[EXERCISE GOAL] Restate the listing below word for word. No picture belongs in the result.
---- MATERIAL FOR THIS EXERCISE
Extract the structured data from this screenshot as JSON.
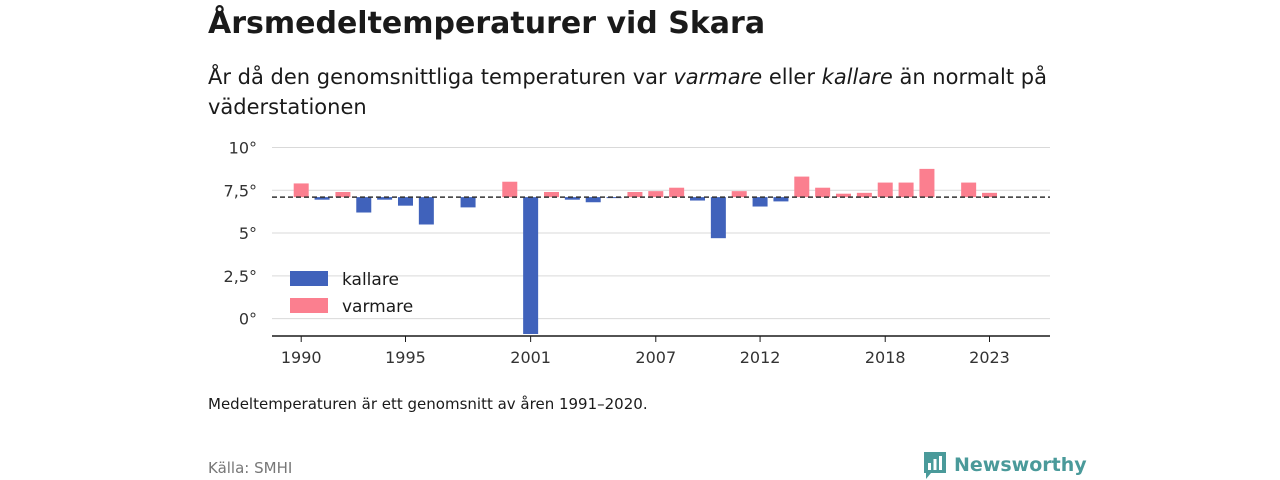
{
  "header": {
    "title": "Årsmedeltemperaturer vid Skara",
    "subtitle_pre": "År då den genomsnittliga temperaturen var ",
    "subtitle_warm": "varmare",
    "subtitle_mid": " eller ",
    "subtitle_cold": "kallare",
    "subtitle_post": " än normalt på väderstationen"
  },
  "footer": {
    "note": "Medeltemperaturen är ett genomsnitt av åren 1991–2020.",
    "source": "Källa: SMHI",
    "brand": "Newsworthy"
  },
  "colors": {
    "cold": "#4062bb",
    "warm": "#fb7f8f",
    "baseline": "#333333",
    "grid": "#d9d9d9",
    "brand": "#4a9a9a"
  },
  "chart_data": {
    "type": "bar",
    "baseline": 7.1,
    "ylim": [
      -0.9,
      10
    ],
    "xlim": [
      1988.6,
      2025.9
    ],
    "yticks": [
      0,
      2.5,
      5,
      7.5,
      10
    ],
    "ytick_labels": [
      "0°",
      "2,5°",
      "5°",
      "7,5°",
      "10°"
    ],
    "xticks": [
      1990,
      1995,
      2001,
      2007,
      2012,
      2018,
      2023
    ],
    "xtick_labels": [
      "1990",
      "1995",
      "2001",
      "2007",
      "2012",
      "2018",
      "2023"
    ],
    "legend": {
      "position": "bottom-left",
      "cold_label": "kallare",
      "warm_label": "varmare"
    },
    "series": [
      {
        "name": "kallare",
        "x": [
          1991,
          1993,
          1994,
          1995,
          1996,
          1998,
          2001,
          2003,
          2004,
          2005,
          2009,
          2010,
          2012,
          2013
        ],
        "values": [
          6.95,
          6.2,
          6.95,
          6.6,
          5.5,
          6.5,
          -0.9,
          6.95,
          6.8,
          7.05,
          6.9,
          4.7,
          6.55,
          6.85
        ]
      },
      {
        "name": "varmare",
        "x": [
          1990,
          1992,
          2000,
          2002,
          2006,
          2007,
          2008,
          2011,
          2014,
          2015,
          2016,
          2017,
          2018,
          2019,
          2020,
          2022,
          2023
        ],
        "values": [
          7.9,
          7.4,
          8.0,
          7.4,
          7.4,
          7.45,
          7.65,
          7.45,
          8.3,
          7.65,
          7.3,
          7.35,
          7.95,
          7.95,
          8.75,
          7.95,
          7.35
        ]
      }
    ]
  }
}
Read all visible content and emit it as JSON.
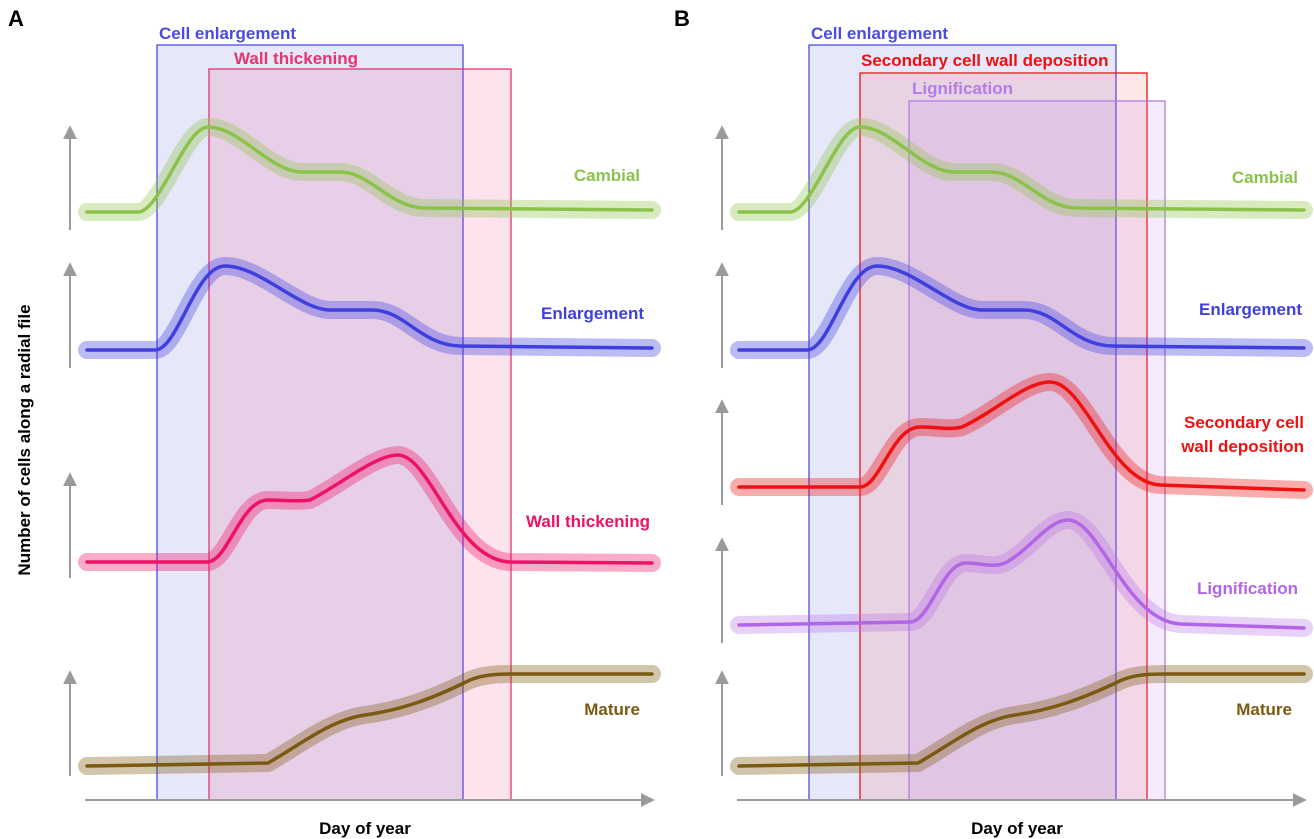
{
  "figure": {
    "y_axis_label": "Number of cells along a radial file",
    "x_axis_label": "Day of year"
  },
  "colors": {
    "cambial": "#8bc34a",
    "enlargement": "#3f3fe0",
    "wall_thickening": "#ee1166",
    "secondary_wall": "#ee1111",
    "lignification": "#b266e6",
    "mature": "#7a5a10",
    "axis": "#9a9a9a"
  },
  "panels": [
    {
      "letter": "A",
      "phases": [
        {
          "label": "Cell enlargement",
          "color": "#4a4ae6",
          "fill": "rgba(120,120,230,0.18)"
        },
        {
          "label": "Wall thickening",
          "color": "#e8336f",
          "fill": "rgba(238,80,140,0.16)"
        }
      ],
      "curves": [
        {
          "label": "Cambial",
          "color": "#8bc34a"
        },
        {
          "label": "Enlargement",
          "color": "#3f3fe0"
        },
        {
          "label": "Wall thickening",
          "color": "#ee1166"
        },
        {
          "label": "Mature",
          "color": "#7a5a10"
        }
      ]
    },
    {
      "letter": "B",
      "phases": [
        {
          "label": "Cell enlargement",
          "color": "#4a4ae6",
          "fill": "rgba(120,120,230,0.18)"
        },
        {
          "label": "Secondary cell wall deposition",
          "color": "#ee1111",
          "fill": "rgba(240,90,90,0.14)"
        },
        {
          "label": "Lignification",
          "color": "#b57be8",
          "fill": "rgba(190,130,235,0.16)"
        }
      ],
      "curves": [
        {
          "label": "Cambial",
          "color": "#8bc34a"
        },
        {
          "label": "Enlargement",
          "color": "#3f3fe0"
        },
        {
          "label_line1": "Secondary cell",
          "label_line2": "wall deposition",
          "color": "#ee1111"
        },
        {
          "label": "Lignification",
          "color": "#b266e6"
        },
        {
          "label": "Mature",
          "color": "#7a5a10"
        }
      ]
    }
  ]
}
--------
[SOLUTION TO THE PROBLEM]
Extract the structured data from this screenshot as JSON.
{
  "header": {
    "title": "Årsmedeltemperaturer vid Skara",
    "subtitle_pre": "År då den genomsnittliga temperaturen var ",
    "subtitle_warm": "varmare",
    "subtitle_mid": " eller ",
    "subtitle_cold": "kallare",
    "subtitle_post": " än normalt på väderstationen"
  },
  "footer": {
    "note": "Medeltemperaturen är ett genomsnitt av åren 1991–2020.",
    "source": "Källa: SMHI",
    "brand": "Newsworthy"
  },
  "colors": {
    "cold": "#4062bb",
    "warm": "#fb7f8f",
    "baseline": "#333333",
    "grid": "#d9d9d9",
    "brand": "#4a9a9a"
  },
  "chart_data": {
    "type": "bar",
    "baseline": 7.1,
    "ylim": [
      -0.9,
      10
    ],
    "xlim": [
      1988.6,
      2025.9
    ],
    "yticks": [
      0,
      2.5,
      5,
      7.5,
      10
    ],
    "ytick_labels": [
      "0°",
      "2,5°",
      "5°",
      "7,5°",
      "10°"
    ],
    "xticks": [
      1990,
      1995,
      2001,
      2007,
      2012,
      2018,
      2023
    ],
    "xtick_labels": [
      "1990",
      "1995",
      "2001",
      "2007",
      "2012",
      "2018",
      "2023"
    ],
    "legend": {
      "position": "bottom-left",
      "cold_label": "kallare",
      "warm_label": "varmare"
    },
    "series": [
      {
        "name": "kallare",
        "x": [
          1991,
          1993,
          1994,
          1995,
          1996,
          1998,
          2001,
          2003,
          2004,
          2005,
          2009,
          2010,
          2012,
          2013
        ],
        "values": [
          6.95,
          6.2,
          6.95,
          6.6,
          5.5,
          6.5,
          -0.9,
          6.95,
          6.8,
          7.05,
          6.9,
          4.7,
          6.55,
          6.85
        ]
      },
      {
        "name": "varmare",
        "x": [
          1990,
          1992,
          2000,
          2002,
          2006,
          2007,
          2008,
          2011,
          2014,
          2015,
          2016,
          2017,
          2018,
          2019,
          2020,
          2022,
          2023
        ],
        "values": [
          7.9,
          7.4,
          8.0,
          7.4,
          7.4,
          7.45,
          7.65,
          7.45,
          8.3,
          7.65,
          7.3,
          7.35,
          7.95,
          7.95,
          8.75,
          7.95,
          7.35
        ]
      }
    ]
  }
}
Read all visible content and emit it as JSON.
{
  "figure": {
    "y_axis_label": "Number of cells along a radial file",
    "x_axis_label": "Day of year"
  },
  "colors": {
    "cambial": "#8bc34a",
    "enlargement": "#3f3fe0",
    "wall_thickening": "#ee1166",
    "secondary_wall": "#ee1111",
    "lignification": "#b266e6",
    "mature": "#7a5a10",
    "axis": "#9a9a9a"
  },
  "panels": [
    {
      "letter": "A",
      "phases": [
        {
          "label": "Cell enlargement",
          "color": "#4a4ae6",
          "fill": "rgba(120,120,230,0.18)"
        },
        {
          "label": "Wall thickening",
          "color": "#e8336f",
          "fill": "rgba(238,80,140,0.16)"
        }
      ],
      "curves": [
        {
          "label": "Cambial",
          "color": "#8bc34a"
        },
        {
          "label": "Enlargement",
          "color": "#3f3fe0"
        },
        {
          "label": "Wall thickening",
          "color": "#ee1166"
        },
        {
          "label": "Mature",
          "color": "#7a5a10"
        }
      ]
    },
    {
      "letter": "B",
      "phases": [
        {
          "label": "Cell enlargement",
          "color": "#4a4ae6",
          "fill": "rgba(120,120,230,0.18)"
        },
        {
          "label": "Secondary cell wall deposition",
          "color": "#ee1111",
          "fill": "rgba(240,90,90,0.14)"
        },
        {
          "label": "Lignification",
          "color": "#b57be8",
          "fill": "rgba(190,130,235,0.16)"
        }
      ],
      "curves": [
        {
          "label": "Cambial",
          "color": "#8bc34a"
        },
        {
          "label": "Enlargement",
          "color": "#3f3fe0"
        },
        {
          "label_line1": "Secondary cell",
          "label_line2": "wall deposition",
          "color": "#ee1111"
        },
        {
          "label": "Lignification",
          "color": "#b266e6"
        },
        {
          "label": "Mature",
          "color": "#7a5a10"
        }
      ]
    }
  ]
}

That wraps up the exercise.